# Problem to solve
Print the data exactly as it is given, please.

Extracted data entries:

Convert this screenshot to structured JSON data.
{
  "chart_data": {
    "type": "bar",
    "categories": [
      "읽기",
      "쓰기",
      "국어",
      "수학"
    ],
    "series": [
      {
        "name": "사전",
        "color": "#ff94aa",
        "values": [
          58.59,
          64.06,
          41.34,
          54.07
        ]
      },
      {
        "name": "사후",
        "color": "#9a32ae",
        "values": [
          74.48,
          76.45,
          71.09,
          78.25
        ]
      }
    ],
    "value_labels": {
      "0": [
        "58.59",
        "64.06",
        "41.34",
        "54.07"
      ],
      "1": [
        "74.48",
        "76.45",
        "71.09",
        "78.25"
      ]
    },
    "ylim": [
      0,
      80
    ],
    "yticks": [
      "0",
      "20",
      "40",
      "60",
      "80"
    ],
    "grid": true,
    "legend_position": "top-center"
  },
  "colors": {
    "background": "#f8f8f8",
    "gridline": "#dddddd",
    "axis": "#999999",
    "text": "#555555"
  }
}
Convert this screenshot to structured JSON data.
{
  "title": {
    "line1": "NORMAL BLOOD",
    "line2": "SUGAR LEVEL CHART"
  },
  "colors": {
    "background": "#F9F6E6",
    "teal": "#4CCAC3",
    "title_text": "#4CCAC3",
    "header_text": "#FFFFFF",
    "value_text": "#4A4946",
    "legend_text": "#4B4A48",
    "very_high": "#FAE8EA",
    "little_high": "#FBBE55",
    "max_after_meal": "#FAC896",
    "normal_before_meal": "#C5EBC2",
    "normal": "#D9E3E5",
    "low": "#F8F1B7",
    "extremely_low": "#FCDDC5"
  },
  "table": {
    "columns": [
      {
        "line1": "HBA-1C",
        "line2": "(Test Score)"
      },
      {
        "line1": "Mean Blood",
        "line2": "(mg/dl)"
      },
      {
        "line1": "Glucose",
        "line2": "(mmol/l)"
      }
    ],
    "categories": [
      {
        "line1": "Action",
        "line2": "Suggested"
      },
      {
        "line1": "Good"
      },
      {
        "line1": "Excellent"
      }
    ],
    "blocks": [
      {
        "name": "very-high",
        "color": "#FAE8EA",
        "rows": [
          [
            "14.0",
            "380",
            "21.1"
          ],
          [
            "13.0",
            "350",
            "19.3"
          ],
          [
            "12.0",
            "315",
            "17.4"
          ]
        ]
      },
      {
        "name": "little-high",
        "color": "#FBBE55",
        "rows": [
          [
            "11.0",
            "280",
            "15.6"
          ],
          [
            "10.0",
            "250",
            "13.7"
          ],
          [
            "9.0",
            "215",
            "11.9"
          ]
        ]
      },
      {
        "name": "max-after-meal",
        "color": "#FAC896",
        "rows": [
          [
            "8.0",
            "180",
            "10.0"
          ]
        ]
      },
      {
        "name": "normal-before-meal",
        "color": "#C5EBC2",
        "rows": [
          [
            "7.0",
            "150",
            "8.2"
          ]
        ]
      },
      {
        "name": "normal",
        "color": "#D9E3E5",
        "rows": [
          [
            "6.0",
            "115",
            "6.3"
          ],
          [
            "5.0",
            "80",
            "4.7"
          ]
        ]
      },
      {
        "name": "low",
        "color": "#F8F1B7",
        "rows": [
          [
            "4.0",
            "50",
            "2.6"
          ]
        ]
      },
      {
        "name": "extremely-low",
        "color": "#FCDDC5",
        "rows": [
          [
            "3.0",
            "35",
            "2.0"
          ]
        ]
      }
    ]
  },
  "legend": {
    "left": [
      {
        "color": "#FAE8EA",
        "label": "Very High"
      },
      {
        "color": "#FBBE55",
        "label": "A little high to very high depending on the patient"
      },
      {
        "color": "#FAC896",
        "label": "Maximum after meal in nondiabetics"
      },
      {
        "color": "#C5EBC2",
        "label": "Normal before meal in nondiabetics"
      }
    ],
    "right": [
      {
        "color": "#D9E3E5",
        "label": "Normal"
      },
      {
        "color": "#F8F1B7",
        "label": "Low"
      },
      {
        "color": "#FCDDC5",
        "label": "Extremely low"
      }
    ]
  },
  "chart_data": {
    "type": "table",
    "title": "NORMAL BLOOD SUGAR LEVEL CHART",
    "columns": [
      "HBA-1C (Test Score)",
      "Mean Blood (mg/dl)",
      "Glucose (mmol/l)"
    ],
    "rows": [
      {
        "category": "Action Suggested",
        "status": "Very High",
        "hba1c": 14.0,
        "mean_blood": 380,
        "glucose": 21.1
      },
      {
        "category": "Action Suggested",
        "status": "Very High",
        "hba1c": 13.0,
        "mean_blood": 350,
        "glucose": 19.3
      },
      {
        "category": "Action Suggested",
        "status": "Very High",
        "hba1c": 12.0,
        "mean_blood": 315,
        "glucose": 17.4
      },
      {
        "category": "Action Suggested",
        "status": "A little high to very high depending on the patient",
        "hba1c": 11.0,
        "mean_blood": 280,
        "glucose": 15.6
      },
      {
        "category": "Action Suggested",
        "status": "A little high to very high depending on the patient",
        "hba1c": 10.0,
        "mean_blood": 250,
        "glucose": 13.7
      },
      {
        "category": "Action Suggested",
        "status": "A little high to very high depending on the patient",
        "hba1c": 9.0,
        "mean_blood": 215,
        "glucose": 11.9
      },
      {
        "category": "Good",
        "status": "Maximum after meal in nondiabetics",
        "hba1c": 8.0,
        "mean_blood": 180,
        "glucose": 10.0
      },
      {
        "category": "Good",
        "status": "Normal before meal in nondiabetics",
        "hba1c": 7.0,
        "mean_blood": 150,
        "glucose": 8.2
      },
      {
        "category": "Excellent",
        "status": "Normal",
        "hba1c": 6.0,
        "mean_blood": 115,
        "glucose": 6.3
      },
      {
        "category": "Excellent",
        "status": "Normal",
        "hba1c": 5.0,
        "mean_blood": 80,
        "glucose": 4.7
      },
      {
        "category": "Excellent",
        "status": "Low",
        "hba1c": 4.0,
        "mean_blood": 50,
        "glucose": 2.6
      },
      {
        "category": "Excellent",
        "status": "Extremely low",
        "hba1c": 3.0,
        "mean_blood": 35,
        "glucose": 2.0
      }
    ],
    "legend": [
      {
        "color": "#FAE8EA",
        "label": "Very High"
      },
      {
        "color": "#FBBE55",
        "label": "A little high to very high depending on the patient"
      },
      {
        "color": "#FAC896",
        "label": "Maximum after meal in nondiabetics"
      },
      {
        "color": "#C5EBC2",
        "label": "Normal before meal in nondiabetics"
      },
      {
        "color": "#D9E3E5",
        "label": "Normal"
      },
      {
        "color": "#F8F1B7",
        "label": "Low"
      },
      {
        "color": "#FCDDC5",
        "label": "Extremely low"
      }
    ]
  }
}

# Output for this task
Convert this screenshot to structured JSON data.
{
  "chart_data": {
    "type": "bar",
    "categories": [
      "읽기",
      "쓰기",
      "국어",
      "수학"
    ],
    "series": [
      {
        "name": "사전",
        "color": "#ff94aa",
        "values": [
          58.59,
          64.06,
          41.34,
          54.07
        ]
      },
      {
        "name": "사후",
        "color": "#9a32ae",
        "values": [
          74.48,
          76.45,
          71.09,
          78.25
        ]
      }
    ],
    "value_labels": {
      "0": [
        "58.59",
        "64.06",
        "41.34",
        "54.07"
      ],
      "1": [
        "74.48",
        "76.45",
        "71.09",
        "78.25"
      ]
    },
    "ylim": [
      0,
      80
    ],
    "yticks": [
      "0",
      "20",
      "40",
      "60",
      "80"
    ],
    "grid": true,
    "legend_position": "top-center"
  },
  "colors": {
    "background": "#f8f8f8",
    "gridline": "#dddddd",
    "axis": "#999999",
    "text": "#555555"
  }
}
Convert this screenshot to structured JSON data.
{
  "title": {
    "line1": "NORMAL BLOOD",
    "line2": "SUGAR LEVEL CHART"
  },
  "colors": {
    "background": "#F9F6E6",
    "teal": "#4CCAC3",
    "title_text": "#4CCAC3",
    "header_text": "#FFFFFF",
    "value_text": "#4A4946",
    "legend_text": "#4B4A48",
    "very_high": "#FAE8EA",
    "little_high": "#FBBE55",
    "max_after_meal": "#FAC896",
    "normal_before_meal": "#C5EBC2",
    "normal": "#D9E3E5",
    "low": "#F8F1B7",
    "extremely_low": "#FCDDC5"
  },
  "table": {
    "columns": [
      {
        "line1": "HBA-1C",
        "line2": "(Test Score)"
      },
      {
        "line1": "Mean Blood",
        "line2": "(mg/dl)"
      },
      {
        "line1": "Glucose",
        "line2": "(mmol/l)"
      }
    ],
    "categories": [
      {
        "line1": "Action",
        "line2": "Suggested"
      },
      {
        "line1": "Good"
      },
      {
        "line1": "Excellent"
      }
    ],
    "blocks": [
      {
        "name": "very-high",
        "color": "#FAE8EA",
        "rows": [
          [
            "14.0",
            "380",
            "21.1"
          ],
          [
            "13.0",
            "350",
            "19.3"
          ],
          [
            "12.0",
            "315",
            "17.4"
          ]
        ]
      },
      {
        "name": "little-high",
        "color": "#FBBE55",
        "rows": [
          [
            "11.0",
            "280",
            "15.6"
          ],
          [
            "10.0",
            "250",
            "13.7"
          ],
          [
            "9.0",
            "215",
            "11.9"
          ]
        ]
      },
      {
        "name": "max-after-meal",
        "color": "#FAC896",
        "rows": [
          [
            "8.0",
            "180",
            "10.0"
          ]
        ]
      },
      {
        "name": "normal-before-meal",
        "color": "#C5EBC2",
        "rows": [
          [
            "7.0",
            "150",
            "8.2"
          ]
        ]
      },
      {
        "name": "normal",
        "color": "#D9E3E5",
        "rows": [
          [
            "6.0",
            "115",
            "6.3"
          ],
          [
            "5.0",
            "80",
            "4.7"
          ]
        ]
      },
      {
        "name": "low",
        "color": "#F8F1B7",
        "rows": [
          [
            "4.0",
            "50",
            "2.6"
          ]
        ]
      },
      {
        "name": "extremely-low",
        "color": "#FCDDC5",
        "rows": [
          [
            "3.0",
            "35",
            "2.0"
          ]
        ]
      }
    ]
  },
  "legend": {
    "left": [
      {
        "color": "#FAE8EA",
        "label": "Very High"
      },
      {
        "color": "#FBBE55",
        "label": "A little high to very high depending on the patient"
      },
      {
        "color": "#FAC896",
        "label": "Maximum after meal in nondiabetics"
      },
      {
        "color": "#C5EBC2",
        "label": "Normal before meal in nondiabetics"
      }
    ],
    "right": [
      {
        "color": "#D9E3E5",
        "label": "Normal"
      },
      {
        "color": "#F8F1B7",
        "label": "Low"
      },
      {
        "color": "#FCDDC5",
        "label": "Extremely low"
      }
    ]
  },
  "chart_data": {
    "type": "table",
    "title": "NORMAL BLOOD SUGAR LEVEL CHART",
    "columns": [
      "HBA-1C (Test Score)",
      "Mean Blood (mg/dl)",
      "Glucose (mmol/l)"
    ],
    "rows": [
      {
        "category": "Action Suggested",
        "status": "Very High",
        "hba1c": 14.0,
        "mean_blood": 380,
        "glucose": 21.1
      },
      {
        "category": "Action Suggested",
        "status": "Very High",
        "hba1c": 13.0,
        "mean_blood": 350,
        "glucose": 19.3
      },
      {
        "category": "Action Suggested",
        "status": "Very High",
        "hba1c": 12.0,
        "mean_blood": 315,
        "glucose": 17.4
      },
      {
        "category": "Action Suggested",
        "status": "A little high to very high depending on the patient",
        "hba1c": 11.0,
        "mean_blood": 280,
        "glucose": 15.6
      },
      {
        "category": "Action Suggested",
        "status": "A little high to very high depending on the patient",
        "hba1c": 10.0,
        "mean_blood": 250,
        "glucose": 13.7
      },
      {
        "category": "Action Suggested",
        "status": "A little high to very high depending on the patient",
        "hba1c": 9.0,
        "mean_blood": 215,
        "glucose": 11.9
      },
      {
        "category": "Good",
        "status": "Maximum after meal in nondiabetics",
        "hba1c": 8.0,
        "mean_blood": 180,
        "glucose": 10.0
      },
      {
        "category": "Good",
        "status": "Normal before meal in nondiabetics",
        "hba1c": 7.0,
        "mean_blood": 150,
        "glucose": 8.2
      },
      {
        "category": "Excellent",
        "status": "Normal",
        "hba1c": 6.0,
        "mean_blood": 115,
        "glucose": 6.3
      },
      {
        "category": "Excellent",
        "status": "Normal",
        "hba1c": 5.0,
        "mean_blood": 80,
        "glucose": 4.7
      },
      {
        "category": "Excellent",
        "status": "Low",
        "hba1c": 4.0,
        "mean_blood": 50,
        "glucose": 2.6
      },
      {
        "category": "Excellent",
        "status": "Extremely low",
        "hba1c": 3.0,
        "mean_blood": 35,
        "glucose": 2.0
      }
    ],
    "legend": [
      {
        "color": "#FAE8EA",
        "label": "Very High"
      },
      {
        "color": "#FBBE55",
        "label": "A little high to very high depending on the patient"
      },
      {
        "color": "#FAC896",
        "label": "Maximum after meal in nondiabetics"
      },
      {
        "color": "#C5EBC2",
        "label": "Normal before meal in nondiabetics"
      },
      {
        "color": "#D9E3E5",
        "label": "Normal"
      },
      {
        "color": "#F8F1B7",
        "label": "Low"
      },
      {
        "color": "#FCDDC5",
        "label": "Extremely low"
      }
    ]
  }
}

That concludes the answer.